§ Records supplied
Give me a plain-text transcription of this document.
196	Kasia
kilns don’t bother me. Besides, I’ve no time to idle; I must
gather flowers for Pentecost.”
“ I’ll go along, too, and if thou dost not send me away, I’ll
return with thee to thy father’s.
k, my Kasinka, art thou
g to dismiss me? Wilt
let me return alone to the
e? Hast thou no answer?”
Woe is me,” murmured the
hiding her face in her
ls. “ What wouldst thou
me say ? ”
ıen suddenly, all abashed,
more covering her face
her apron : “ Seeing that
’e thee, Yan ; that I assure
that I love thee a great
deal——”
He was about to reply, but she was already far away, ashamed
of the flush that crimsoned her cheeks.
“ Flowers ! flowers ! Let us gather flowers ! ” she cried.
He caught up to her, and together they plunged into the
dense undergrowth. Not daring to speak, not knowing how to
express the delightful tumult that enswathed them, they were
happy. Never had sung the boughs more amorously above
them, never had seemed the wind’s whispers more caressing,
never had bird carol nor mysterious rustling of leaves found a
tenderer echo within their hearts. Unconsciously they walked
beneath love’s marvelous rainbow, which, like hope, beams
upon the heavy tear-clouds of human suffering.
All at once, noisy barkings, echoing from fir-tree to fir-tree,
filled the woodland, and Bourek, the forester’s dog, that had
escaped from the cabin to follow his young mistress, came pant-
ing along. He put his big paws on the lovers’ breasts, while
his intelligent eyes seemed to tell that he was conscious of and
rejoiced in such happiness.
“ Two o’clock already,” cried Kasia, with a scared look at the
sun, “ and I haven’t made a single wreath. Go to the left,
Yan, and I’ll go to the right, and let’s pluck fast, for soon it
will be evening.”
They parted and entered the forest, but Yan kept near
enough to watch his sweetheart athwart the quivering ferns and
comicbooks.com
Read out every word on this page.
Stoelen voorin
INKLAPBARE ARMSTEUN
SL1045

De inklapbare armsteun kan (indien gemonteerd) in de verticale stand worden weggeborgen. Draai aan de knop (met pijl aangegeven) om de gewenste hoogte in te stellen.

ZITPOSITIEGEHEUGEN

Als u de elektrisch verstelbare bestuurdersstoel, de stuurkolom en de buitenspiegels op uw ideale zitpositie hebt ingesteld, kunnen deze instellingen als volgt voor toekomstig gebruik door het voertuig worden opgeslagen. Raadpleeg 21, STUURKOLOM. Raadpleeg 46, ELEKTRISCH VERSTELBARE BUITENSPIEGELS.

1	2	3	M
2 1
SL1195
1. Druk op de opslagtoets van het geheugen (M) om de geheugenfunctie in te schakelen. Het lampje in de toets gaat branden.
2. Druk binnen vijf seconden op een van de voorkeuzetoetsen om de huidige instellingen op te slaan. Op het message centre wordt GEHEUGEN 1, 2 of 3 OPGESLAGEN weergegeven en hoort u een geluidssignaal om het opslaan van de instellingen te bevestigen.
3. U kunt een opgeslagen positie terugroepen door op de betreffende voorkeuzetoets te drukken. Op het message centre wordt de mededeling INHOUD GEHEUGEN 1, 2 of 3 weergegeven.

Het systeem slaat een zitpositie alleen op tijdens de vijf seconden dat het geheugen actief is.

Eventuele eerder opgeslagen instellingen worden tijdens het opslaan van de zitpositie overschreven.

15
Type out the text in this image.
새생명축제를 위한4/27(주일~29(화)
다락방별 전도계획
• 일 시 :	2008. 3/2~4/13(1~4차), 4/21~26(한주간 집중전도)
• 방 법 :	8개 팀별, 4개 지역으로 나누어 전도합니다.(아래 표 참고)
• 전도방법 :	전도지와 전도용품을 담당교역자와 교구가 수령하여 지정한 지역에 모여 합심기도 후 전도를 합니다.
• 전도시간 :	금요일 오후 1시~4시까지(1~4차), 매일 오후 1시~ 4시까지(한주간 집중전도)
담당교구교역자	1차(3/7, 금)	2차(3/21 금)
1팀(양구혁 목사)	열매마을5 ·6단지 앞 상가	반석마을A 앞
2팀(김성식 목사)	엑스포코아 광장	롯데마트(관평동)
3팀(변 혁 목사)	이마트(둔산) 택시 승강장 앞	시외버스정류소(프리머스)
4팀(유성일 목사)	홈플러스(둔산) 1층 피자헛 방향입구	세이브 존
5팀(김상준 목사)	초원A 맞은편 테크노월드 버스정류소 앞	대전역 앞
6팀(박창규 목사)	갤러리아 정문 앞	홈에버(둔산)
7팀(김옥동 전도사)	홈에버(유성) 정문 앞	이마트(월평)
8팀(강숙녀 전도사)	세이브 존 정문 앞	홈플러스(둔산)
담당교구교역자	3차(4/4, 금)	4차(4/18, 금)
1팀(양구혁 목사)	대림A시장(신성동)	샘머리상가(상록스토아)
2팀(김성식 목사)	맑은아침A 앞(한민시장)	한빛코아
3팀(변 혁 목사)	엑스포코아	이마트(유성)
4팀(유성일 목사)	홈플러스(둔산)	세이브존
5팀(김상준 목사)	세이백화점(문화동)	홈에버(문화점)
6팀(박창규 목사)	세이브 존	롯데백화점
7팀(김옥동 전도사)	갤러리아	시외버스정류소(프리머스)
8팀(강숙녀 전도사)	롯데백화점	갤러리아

§ Short task
Starting with the line that contains "Type out the text in this image.", print each line through the last one in the listing. Include both end lines and add nothing.

§ Solution to the problem
Type out the text in this image.
새생명축제를 위한4/27(주일~29(화)
다락방별 전도계획
• 일 시 :	2008. 3/2~4/13(1~4차), 4/21~26(한주간 집중전도)
• 방 법 :	8개 팀별, 4개 지역으로 나누어 전도합니다.(아래 표 참고)
• 전도방법 :	전도지와 전도용품을 담당교역자와 교구가 수령하여 지정한 지역에 모여 합심기도 후 전도를 합니다.
• 전도시간 :	금요일 오후 1시~4시까지(1~4차), 매일 오후 1시~ 4시까지(한주간 집중전도)
담당교구교역자	1차(3/7, 금)	2차(3/21 금)
1팀(양구혁 목사)	열매마을5 ·6단지 앞 상가	반석마을A 앞
2팀(김성식 목사)	엑스포코아 광장	롯데마트(관평동)
3팀(변 혁 목사)	이마트(둔산) 택시 승강장 앞	시외버스정류소(프리머스)
4팀(유성일 목사)	홈플러스(둔산) 1층 피자헛 방향입구	세이브 존
5팀(김상준 목사)	초원A 맞은편 테크노월드 버스정류소 앞	대전역 앞
6팀(박창규 목사)	갤러리아 정문 앞	홈에버(둔산)
7팀(김옥동 전도사)	홈에버(유성) 정문 앞	이마트(월평)
8팀(강숙녀 전도사)	세이브 존 정문 앞	홈플러스(둔산)
담당교구교역자	3차(4/4, 금)	4차(4/18, 금)
1팀(양구혁 목사)	대림A시장(신성동)	샘머리상가(상록스토아)
2팀(김성식 목사)	맑은아침A 앞(한민시장)	한빛코아
3팀(변 혁 목사)	엑스포코아	이마트(유성)
4팀(유성일 목사)	홈플러스(둔산)	세이브존
5팀(김상준 목사)	세이백화점(문화동)	홈에버(문화점)
6팀(박창규 목사)	세이브 존	롯데백화점
7팀(김옥동 전도사)	갤러리아	시외버스정류소(프리머스)
8팀(강숙녀 전도사)	롯데백화점	갤러리아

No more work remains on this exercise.